#### [Goal]
Go through the data and copy every line exactly, but not the images.

#### [Records]

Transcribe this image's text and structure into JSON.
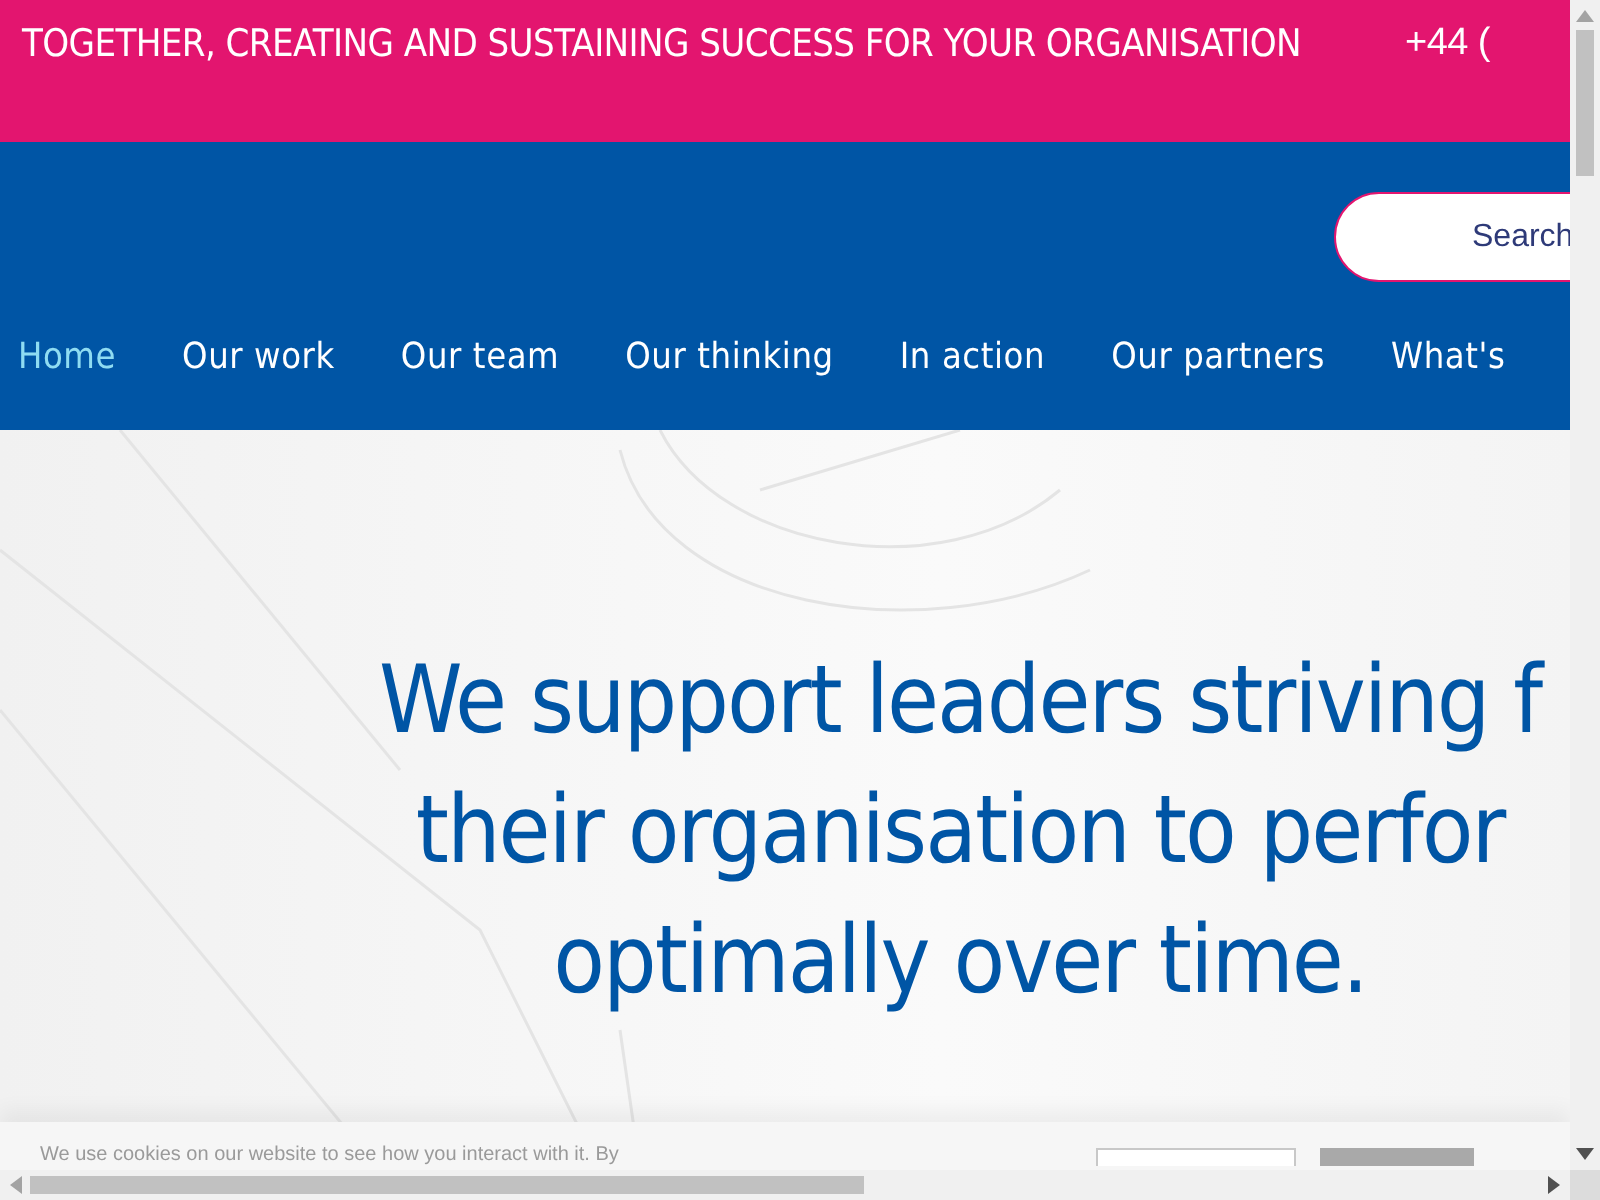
{
  "top_bar": {
    "tagline": "TOGETHER, CREATING AND SUSTAINING SUCCESS FOR YOUR ORGANISATION",
    "phone": "+44 ("
  },
  "search": {
    "placeholder": "Search"
  },
  "nav": [
    {
      "label": "Home",
      "selected": true
    },
    {
      "label": "Our work",
      "selected": false
    },
    {
      "label": "Our team",
      "selected": false
    },
    {
      "label": "Our thinking",
      "selected": false
    },
    {
      "label": "In action",
      "selected": false
    },
    {
      "label": "Our partners",
      "selected": false
    },
    {
      "label": "What's",
      "selected": false
    }
  ],
  "hero": {
    "lines": [
      "We support leaders striving f",
      "their organisation to perfor",
      "optimally over time."
    ]
  },
  "cookie_bar": {
    "text": "We use cookies on our website to see how you interact with it. By"
  }
}
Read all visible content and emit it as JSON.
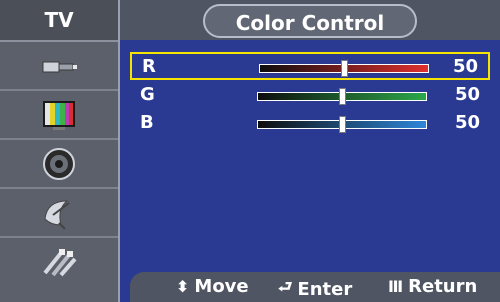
{
  "sidebar": {
    "title": "TV",
    "icons": [
      "input-plug-icon",
      "color-bars-icon",
      "speaker-icon",
      "satellite-dish-icon",
      "cables-icon"
    ]
  },
  "header": {
    "title": "Color Control"
  },
  "rows": [
    {
      "label": "R",
      "value": "50",
      "level_percent": 50,
      "color": "#e0302d",
      "selected": true
    },
    {
      "label": "G",
      "value": "50",
      "level_percent": 50,
      "color": "#2ca84a",
      "selected": false
    },
    {
      "label": "B",
      "value": "50",
      "level_percent": 50,
      "color": "#2e86d9",
      "selected": false
    }
  ],
  "footer": {
    "move_label": "Move",
    "enter_label": "Enter",
    "return_label": "Return"
  },
  "colors": {
    "background": "#2a3a93",
    "highlight": "#f5e400"
  }
}
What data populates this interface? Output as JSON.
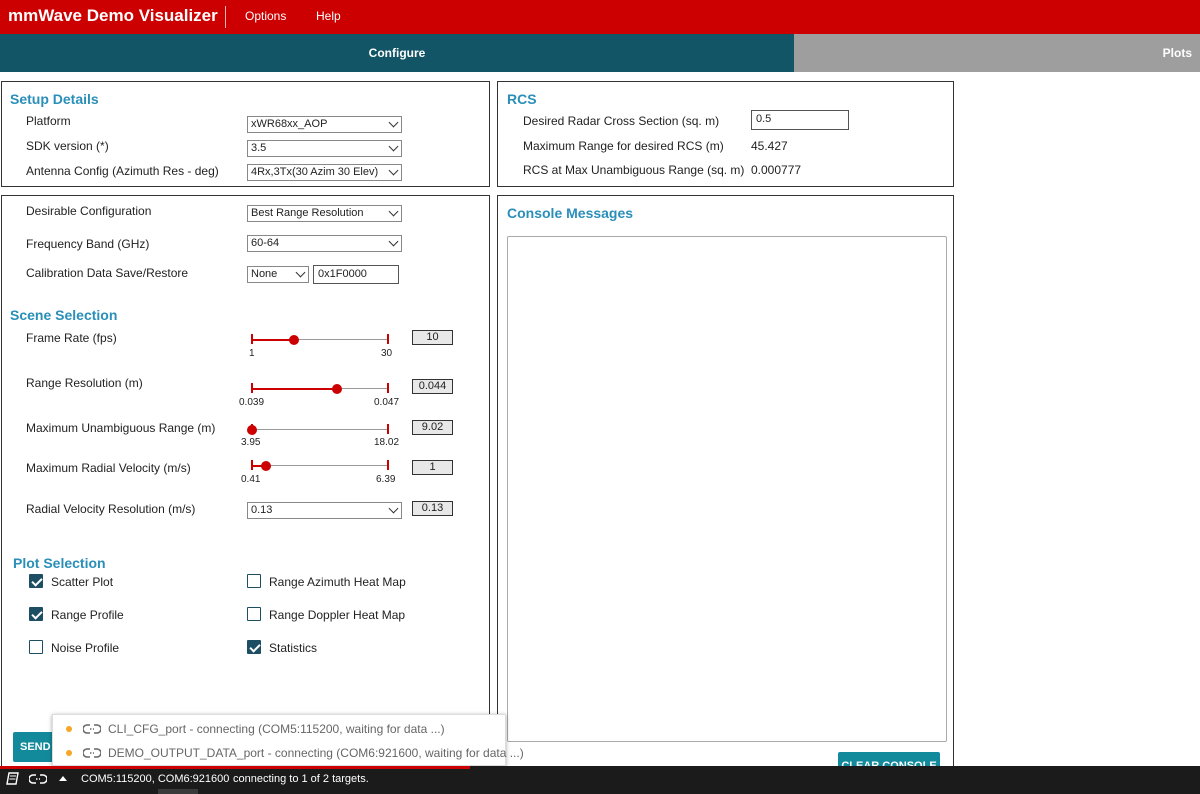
{
  "app": {
    "title": "mmWave Demo Visualizer"
  },
  "menu": {
    "options": "Options",
    "help": "Help"
  },
  "tabs": {
    "configure": "Configure",
    "plots": "Plots"
  },
  "setup": {
    "title": "Setup Details",
    "platform": {
      "label": "Platform",
      "value": "xWR68xx_AOP"
    },
    "sdk": {
      "label": "SDK version (*)",
      "value": "3.5"
    },
    "antenna": {
      "label": "Antenna Config (Azimuth Res - deg)",
      "value": "4Rx,3Tx(30 Azim 30 Elev)"
    }
  },
  "rcs": {
    "title": "RCS",
    "desired": {
      "label": "Desired Radar Cross Section (sq. m)",
      "value": "0.5"
    },
    "max_range": {
      "label": "Maximum Range for desired RCS (m)",
      "value": "45.427"
    },
    "at_max": {
      "label": "RCS at Max Unambiguous Range (sq. m)",
      "value": "0.000777"
    }
  },
  "config": {
    "desirable": {
      "label": "Desirable Configuration",
      "value": "Best Range Resolution"
    },
    "band": {
      "label": "Frequency Band (GHz)",
      "value": "60-64"
    },
    "calib": {
      "label": "Calibration Data Save/Restore",
      "mode": "None",
      "address": "0x1F0000"
    }
  },
  "scene": {
    "title": "Scene Selection",
    "frame_rate": {
      "label": "Frame Rate (fps)",
      "min": "1",
      "max": "30",
      "value": "10",
      "level": 0.31
    },
    "range_res": {
      "label": "Range Resolution (m)",
      "min": "0.039",
      "max": "0.047",
      "value": "0.044",
      "level": 0.625
    },
    "max_range": {
      "label": "Maximum Unambiguous Range (m)",
      "min": "3.95",
      "max": "18.02",
      "value": "9.02",
      "level": 0.0
    },
    "max_vel": {
      "label": "Maximum Radial Velocity (m/s)",
      "min": "0.41",
      "max": "6.39",
      "value": "1",
      "level": 0.1
    },
    "vel_res": {
      "label": "Radial Velocity Resolution (m/s)",
      "option": "0.13",
      "value": "0.13"
    }
  },
  "plots": {
    "title": "Plot Selection",
    "scatter": {
      "label": "Scatter Plot",
      "checked": true
    },
    "range_profile": {
      "label": "Range Profile",
      "checked": true
    },
    "noise_profile": {
      "label": "Noise Profile",
      "checked": false
    },
    "range_azimuth": {
      "label": "Range Azimuth Heat Map",
      "checked": false
    },
    "range_doppler": {
      "label": "Range Doppler Heat Map",
      "checked": false
    },
    "statistics": {
      "label": "Statistics",
      "checked": true
    }
  },
  "console": {
    "title": "Console Messages",
    "clear_label": "CLEAR CONSOLE"
  },
  "send_label": "SEND C",
  "connections": {
    "cli": "CLI_CFG_port - connecting (COM5:115200, waiting for data ...)",
    "data": "DEMO_OUTPUT_DATA_port - connecting (COM6:921600, waiting for data ...)"
  },
  "status": {
    "ports": "COM5:115200, COM6:921600",
    "message": "connecting to 1 of 2 targets."
  },
  "colors": {
    "brand_red": "#cc0000",
    "tab_active": "#115566",
    "accent": "#2a8fb8",
    "connecting": "#f5a623"
  }
}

#### [Full response]
Transcribe this image's text and structure into JSON.
{
  "top_bar": {
    "tagline": "TOGETHER, CREATING AND SUSTAINING SUCCESS FOR YOUR ORGANISATION",
    "phone": "+44 ("
  },
  "search": {
    "placeholder": "Search"
  },
  "nav": [
    {
      "label": "Home",
      "selected": true
    },
    {
      "label": "Our work",
      "selected": false
    },
    {
      "label": "Our team",
      "selected": false
    },
    {
      "label": "Our thinking",
      "selected": false
    },
    {
      "label": "In action",
      "selected": false
    },
    {
      "label": "Our partners",
      "selected": false
    },
    {
      "label": "What's",
      "selected": false
    }
  ],
  "hero": {
    "lines": [
      "We support leaders striving f",
      "their organisation to perfor",
      "optimally over time."
    ]
  },
  "cookie_bar": {
    "text": "We use cookies on our website to see how you interact with it. By"
  }
}
Read all visible content and emit it as JSON.
{
  "sidebar": {
    "title": "TV",
    "icons": [
      "input-plug-icon",
      "color-bars-icon",
      "speaker-icon",
      "satellite-dish-icon",
      "cables-icon"
    ]
  },
  "header": {
    "title": "Color Control"
  },
  "rows": [
    {
      "label": "R",
      "value": "50",
      "level_percent": 50,
      "color": "#e0302d",
      "selected": true
    },
    {
      "label": "G",
      "value": "50",
      "level_percent": 50,
      "color": "#2ca84a",
      "selected": false
    },
    {
      "label": "B",
      "value": "50",
      "level_percent": 50,
      "color": "#2e86d9",
      "selected": false
    }
  ],
  "footer": {
    "move_label": "Move",
    "enter_label": "Enter",
    "return_label": "Return"
  },
  "colors": {
    "background": "#2a3a93",
    "highlight": "#f5e400"
  }
}
What data populates this interface? Output as JSON.
{
  "app": {
    "title": "mmWave Demo Visualizer"
  },
  "menu": {
    "options": "Options",
    "help": "Help"
  },
  "tabs": {
    "configure": "Configure",
    "plots": "Plots"
  },
  "setup": {
    "title": "Setup Details",
    "platform": {
      "label": "Platform",
      "value": "xWR68xx_AOP"
    },
    "sdk": {
      "label": "SDK version (*)",
      "value": "3.5"
    },
    "antenna": {
      "label": "Antenna Config (Azimuth Res - deg)",
      "value": "4Rx,3Tx(30 Azim 30 Elev)"
    }
  },
  "rcs": {
    "title": "RCS",
    "desired": {
      "label": "Desired Radar Cross Section (sq. m)",
      "value": "0.5"
    },
    "max_range": {
      "label": "Maximum Range for desired RCS (m)",
      "value": "45.427"
    },
    "at_max": {
      "label": "RCS at Max Unambiguous Range (sq. m)",
      "value": "0.000777"
    }
  },
  "config": {
    "desirable": {
      "label": "Desirable Configuration",
      "value": "Best Range Resolution"
    },
    "band": {
      "label": "Frequency Band (GHz)",
      "value": "60-64"
    },
    "calib": {
      "label": "Calibration Data Save/Restore",
      "mode": "None",
      "address": "0x1F0000"
    }
  },
  "scene": {
    "title": "Scene Selection",
    "frame_rate": {
      "label": "Frame Rate (fps)",
      "min": "1",
      "max": "30",
      "value": "10",
      "level": 0.31
    },
    "range_res": {
      "label": "Range Resolution (m)",
      "min": "0.039",
      "max": "0.047",
      "value": "0.044",
      "level": 0.625
    },
    "max_range": {
      "label": "Maximum Unambiguous Range (m)",
      "min": "3.95",
      "max": "18.02",
      "value": "9.02",
      "level": 0.0
    },
    "max_vel": {
      "label": "Maximum Radial Velocity (m/s)",
      "min": "0.41",
      "max": "6.39",
      "value": "1",
      "level": 0.1
    },
    "vel_res": {
      "label": "Radial Velocity Resolution (m/s)",
      "option": "0.13",
      "value": "0.13"
    }
  },
  "plots": {
    "title": "Plot Selection",
    "scatter": {
      "label": "Scatter Plot",
      "checked": true
    },
    "range_profile": {
      "label": "Range Profile",
      "checked": true
    },
    "noise_profile": {
      "label": "Noise Profile",
      "checked": false
    },
    "range_azimuth": {
      "label": "Range Azimuth Heat Map",
      "checked": false
    },
    "range_doppler": {
      "label": "Range Doppler Heat Map",
      "checked": false
    },
    "statistics": {
      "label": "Statistics",
      "checked": true
    }
  },
  "console": {
    "title": "Console Messages",
    "clear_label": "CLEAR CONSOLE"
  },
  "send_label": "SEND C",
  "connections": {
    "cli": "CLI_CFG_port - connecting (COM5:115200, waiting for data ...)",
    "data": "DEMO_OUTPUT_DATA_port - connecting (COM6:921600, waiting for data ...)"
  },
  "status": {
    "ports": "COM5:115200, COM6:921600",
    "message": "connecting to 1 of 2 targets."
  },
  "colors": {
    "brand_red": "#cc0000",
    "tab_active": "#115566",
    "accent": "#2a8fb8",
    "connecting": "#f5a623"
  }
}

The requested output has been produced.